- _Exercise_
How many lines in the records below contain the word "μόνον"? Answer with the number alone.

- _Exercise data_
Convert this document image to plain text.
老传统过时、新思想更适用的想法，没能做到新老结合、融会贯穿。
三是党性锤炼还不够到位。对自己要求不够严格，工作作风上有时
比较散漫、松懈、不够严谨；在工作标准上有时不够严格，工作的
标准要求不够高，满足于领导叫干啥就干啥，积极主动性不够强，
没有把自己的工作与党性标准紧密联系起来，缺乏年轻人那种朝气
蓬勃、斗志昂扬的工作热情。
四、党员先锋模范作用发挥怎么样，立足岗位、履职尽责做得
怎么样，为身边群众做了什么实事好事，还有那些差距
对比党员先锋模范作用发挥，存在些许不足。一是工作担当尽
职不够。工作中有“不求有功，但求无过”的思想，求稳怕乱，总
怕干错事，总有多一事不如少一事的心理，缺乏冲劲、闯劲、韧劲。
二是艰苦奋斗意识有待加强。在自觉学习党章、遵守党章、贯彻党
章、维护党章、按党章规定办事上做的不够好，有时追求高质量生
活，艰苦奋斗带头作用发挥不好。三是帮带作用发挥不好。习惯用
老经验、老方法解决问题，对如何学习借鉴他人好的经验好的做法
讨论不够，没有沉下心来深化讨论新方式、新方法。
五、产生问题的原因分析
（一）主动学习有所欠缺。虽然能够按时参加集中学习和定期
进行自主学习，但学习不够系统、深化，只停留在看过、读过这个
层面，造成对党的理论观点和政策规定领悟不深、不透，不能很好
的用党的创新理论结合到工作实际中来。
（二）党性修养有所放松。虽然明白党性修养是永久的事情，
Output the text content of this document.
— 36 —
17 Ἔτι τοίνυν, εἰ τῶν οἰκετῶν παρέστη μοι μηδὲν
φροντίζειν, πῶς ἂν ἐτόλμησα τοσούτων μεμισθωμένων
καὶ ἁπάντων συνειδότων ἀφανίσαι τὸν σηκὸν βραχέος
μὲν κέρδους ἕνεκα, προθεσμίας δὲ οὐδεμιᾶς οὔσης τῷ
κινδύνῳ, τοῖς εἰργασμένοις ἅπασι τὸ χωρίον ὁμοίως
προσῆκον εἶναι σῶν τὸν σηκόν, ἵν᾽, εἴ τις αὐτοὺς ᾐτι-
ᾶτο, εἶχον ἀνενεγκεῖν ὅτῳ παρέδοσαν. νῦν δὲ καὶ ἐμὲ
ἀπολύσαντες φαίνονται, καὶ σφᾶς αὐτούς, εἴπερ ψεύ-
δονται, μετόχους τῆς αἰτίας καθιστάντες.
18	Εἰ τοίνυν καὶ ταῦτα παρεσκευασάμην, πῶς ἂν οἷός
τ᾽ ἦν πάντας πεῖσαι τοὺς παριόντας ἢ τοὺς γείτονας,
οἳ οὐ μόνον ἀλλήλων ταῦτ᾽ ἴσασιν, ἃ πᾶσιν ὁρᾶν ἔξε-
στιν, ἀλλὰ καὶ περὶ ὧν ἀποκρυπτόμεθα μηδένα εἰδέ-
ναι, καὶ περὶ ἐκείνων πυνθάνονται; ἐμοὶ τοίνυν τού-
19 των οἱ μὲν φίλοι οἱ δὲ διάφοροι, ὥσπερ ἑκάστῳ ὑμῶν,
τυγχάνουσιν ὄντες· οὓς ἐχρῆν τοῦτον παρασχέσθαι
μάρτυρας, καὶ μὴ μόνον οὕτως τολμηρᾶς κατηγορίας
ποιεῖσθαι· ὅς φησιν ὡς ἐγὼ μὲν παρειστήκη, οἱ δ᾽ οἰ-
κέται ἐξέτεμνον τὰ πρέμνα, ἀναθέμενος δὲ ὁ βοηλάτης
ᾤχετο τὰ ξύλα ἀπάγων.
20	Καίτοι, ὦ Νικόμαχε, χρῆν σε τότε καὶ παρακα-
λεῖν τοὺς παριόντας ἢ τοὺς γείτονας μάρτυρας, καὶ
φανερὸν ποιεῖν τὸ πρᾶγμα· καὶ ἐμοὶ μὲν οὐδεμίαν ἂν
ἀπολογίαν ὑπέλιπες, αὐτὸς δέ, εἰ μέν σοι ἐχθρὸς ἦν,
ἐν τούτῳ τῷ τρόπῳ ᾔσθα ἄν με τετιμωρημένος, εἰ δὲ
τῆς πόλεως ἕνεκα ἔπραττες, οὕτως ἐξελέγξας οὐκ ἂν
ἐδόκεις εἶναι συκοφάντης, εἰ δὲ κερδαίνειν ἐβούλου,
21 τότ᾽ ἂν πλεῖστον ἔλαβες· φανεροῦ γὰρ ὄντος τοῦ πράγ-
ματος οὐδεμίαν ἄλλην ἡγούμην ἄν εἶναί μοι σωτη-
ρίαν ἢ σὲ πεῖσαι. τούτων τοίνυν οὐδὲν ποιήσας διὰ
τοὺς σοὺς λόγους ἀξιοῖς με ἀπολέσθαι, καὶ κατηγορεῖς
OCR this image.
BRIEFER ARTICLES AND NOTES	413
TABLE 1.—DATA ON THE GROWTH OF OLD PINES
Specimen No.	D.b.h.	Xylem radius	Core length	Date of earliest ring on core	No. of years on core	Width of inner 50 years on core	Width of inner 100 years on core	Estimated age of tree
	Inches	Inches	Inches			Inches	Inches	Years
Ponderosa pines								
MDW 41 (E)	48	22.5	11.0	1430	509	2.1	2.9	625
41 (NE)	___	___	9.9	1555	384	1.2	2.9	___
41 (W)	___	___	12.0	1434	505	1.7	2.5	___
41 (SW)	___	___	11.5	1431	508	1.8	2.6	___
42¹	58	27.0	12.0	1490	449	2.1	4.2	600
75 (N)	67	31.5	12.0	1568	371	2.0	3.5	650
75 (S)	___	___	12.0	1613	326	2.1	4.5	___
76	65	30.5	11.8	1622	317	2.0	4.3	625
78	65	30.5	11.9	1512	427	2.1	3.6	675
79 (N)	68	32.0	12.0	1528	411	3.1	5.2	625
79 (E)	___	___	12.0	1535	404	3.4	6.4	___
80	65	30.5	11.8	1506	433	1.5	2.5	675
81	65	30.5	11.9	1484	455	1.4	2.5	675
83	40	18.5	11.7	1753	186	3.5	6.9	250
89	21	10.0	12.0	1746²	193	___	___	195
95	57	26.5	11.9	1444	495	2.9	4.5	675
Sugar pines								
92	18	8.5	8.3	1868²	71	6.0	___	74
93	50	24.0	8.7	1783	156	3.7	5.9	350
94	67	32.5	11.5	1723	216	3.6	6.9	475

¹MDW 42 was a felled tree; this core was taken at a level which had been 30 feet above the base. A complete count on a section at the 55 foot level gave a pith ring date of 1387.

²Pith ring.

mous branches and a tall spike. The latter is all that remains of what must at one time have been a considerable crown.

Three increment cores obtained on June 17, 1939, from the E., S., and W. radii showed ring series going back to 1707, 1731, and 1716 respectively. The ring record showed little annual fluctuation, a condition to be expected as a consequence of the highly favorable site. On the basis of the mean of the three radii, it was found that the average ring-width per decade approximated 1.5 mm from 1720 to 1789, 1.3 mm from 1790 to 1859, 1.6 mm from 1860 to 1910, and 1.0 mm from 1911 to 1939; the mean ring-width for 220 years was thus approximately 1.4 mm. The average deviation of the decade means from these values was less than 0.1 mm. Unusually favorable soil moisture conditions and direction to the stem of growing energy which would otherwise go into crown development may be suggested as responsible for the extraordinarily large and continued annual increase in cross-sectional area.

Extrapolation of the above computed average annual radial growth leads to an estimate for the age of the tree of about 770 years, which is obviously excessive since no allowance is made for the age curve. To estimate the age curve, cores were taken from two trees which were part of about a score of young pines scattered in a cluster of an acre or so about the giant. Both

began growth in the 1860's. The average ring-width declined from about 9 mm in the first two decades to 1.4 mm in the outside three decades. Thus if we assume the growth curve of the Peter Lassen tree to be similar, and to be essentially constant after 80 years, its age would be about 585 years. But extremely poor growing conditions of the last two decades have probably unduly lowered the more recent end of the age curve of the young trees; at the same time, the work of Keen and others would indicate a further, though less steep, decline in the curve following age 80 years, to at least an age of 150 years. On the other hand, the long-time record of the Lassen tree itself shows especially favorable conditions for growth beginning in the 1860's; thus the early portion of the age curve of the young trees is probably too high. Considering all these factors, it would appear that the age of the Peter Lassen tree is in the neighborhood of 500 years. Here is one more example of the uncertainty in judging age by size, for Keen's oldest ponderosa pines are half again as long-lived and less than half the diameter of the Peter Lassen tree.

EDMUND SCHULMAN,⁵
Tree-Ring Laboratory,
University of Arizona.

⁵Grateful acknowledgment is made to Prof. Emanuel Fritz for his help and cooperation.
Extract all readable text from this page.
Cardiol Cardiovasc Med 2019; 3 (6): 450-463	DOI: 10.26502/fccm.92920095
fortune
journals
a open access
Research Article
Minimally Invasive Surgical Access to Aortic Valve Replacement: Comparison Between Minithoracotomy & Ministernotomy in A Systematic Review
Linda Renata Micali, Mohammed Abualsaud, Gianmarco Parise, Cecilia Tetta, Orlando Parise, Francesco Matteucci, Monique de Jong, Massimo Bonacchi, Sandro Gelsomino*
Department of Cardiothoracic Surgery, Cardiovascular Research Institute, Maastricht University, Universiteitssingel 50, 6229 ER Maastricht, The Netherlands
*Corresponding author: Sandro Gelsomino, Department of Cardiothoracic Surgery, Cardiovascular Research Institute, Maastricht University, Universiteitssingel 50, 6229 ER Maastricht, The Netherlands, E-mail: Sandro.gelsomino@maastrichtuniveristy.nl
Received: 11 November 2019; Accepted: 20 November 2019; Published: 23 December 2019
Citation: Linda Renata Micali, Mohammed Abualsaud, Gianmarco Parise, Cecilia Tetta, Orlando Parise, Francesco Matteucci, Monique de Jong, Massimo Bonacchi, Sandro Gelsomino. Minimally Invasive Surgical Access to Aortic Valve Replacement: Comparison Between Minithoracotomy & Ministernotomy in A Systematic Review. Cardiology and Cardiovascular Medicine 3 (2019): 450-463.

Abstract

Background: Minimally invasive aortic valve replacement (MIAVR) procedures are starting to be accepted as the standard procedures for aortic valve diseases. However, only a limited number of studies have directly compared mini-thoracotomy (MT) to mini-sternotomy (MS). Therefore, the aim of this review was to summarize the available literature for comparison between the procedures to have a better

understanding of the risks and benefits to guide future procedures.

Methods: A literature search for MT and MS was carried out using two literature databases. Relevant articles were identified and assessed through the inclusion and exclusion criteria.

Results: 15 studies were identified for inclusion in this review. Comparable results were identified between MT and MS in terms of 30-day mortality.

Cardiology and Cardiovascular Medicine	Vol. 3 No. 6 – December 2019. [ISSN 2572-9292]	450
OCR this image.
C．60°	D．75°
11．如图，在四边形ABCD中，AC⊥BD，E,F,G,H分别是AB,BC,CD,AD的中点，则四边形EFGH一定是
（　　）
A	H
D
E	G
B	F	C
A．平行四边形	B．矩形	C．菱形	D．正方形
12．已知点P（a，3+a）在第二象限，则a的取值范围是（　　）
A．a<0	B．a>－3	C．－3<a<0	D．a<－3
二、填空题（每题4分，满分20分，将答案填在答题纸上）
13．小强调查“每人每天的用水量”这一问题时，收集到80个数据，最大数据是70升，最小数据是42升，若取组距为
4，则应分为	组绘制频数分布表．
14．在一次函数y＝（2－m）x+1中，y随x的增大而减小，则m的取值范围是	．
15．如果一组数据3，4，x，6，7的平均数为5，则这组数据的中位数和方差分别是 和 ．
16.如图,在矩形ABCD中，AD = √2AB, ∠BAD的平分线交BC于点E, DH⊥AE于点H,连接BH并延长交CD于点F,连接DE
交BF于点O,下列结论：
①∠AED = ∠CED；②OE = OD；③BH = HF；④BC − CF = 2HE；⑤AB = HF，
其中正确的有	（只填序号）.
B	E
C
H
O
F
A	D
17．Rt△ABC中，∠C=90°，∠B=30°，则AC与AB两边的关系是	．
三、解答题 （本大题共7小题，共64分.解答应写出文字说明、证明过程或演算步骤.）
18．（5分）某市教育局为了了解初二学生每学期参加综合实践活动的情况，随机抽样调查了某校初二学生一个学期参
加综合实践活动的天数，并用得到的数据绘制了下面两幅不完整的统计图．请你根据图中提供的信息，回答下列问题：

- _Exercise solution_
2